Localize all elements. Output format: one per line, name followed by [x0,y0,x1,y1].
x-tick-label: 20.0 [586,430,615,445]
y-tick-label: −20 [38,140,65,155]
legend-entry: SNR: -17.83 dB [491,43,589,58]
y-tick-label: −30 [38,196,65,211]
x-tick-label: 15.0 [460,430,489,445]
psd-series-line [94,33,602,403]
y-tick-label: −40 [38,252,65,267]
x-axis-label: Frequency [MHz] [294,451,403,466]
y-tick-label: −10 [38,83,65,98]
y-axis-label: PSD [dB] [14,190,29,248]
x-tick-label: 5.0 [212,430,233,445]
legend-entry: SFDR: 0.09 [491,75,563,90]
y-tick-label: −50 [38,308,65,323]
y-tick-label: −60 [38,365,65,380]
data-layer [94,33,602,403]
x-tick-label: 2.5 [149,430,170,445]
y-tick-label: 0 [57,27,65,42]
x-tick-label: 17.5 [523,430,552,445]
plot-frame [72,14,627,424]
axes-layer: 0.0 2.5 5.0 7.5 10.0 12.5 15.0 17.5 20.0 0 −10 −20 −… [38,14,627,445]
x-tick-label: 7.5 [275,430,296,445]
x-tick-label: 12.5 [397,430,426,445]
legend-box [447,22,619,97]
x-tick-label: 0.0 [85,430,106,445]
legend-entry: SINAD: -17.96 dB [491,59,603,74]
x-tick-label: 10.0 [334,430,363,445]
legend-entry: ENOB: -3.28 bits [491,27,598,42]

========================

- [Task requirements]:
In the rows above, find every line that contains the word "layer" and copy each one.

- [Solution]:
data-layer [94,33,602,403]
axes-layer: 0.0 2.5 5.0 7.5 10.0 12.5 15.0 17.5 20.0 0 −10 −20 −… [38,14,627,445]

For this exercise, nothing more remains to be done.